→ **STATED EXERCISE**
Word for word, repeat the entries, minus the pictures.

→ **Stored records**
════
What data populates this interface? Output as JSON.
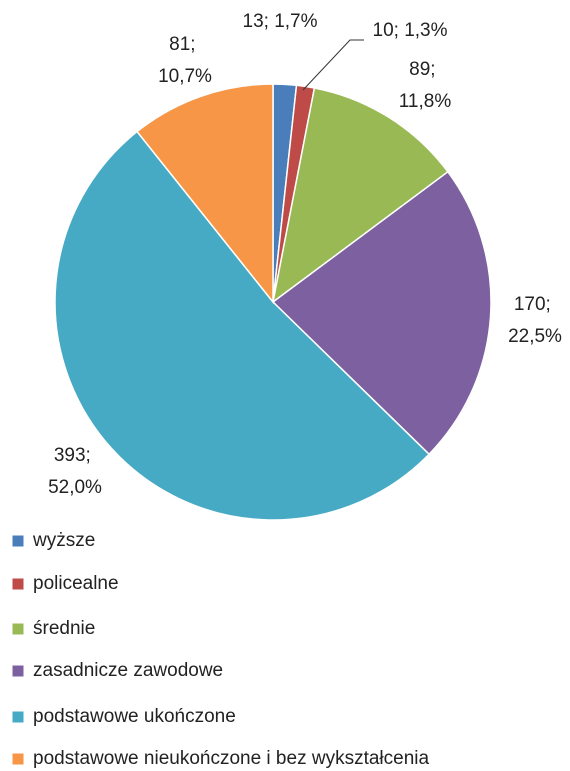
{
  "chart_data": {
    "type": "pie",
    "categories": [
      "wyższe",
      "policealne",
      "średnie",
      "zasadnicze zawodowe",
      "podstawowe ukończone",
      "podstawowe nieukończone i bez wykształcenia"
    ],
    "values": [
      13,
      10,
      89,
      170,
      393,
      81
    ],
    "value_labels": [
      "13; 1,7%",
      "10; 1,3%",
      "89; 11,8%",
      "170; 22,5%",
      "393; 52,0%",
      "81; 10,7%"
    ],
    "colors": [
      "#4a7ebb",
      "#be4b48",
      "#98b954",
      "#7d60a0",
      "#46aac5",
      "#f79646"
    ],
    "legend": "bottom"
  }
}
════
→ **CORRECT RESPONSE**
What data populates this interface? Output as JSON.
{
  "chart_data": {
    "type": "pie",
    "categories": [
      "wyższe",
      "policealne",
      "średnie",
      "zasadnicze zawodowe",
      "podstawowe ukończone",
      "podstawowe nieukończone i bez wykształcenia"
    ],
    "values": [
      13,
      10,
      89,
      170,
      393,
      81
    ],
    "value_labels": [
      "13; 1,7%",
      "10; 1,3%",
      "89; 11,8%",
      "170; 22,5%",
      "393; 52,0%",
      "81; 10,7%"
    ],
    "colors": [
      "#4a7ebb",
      "#be4b48",
      "#98b954",
      "#7d60a0",
      "#46aac5",
      "#f79646"
    ],
    "legend": "bottom"
  }
}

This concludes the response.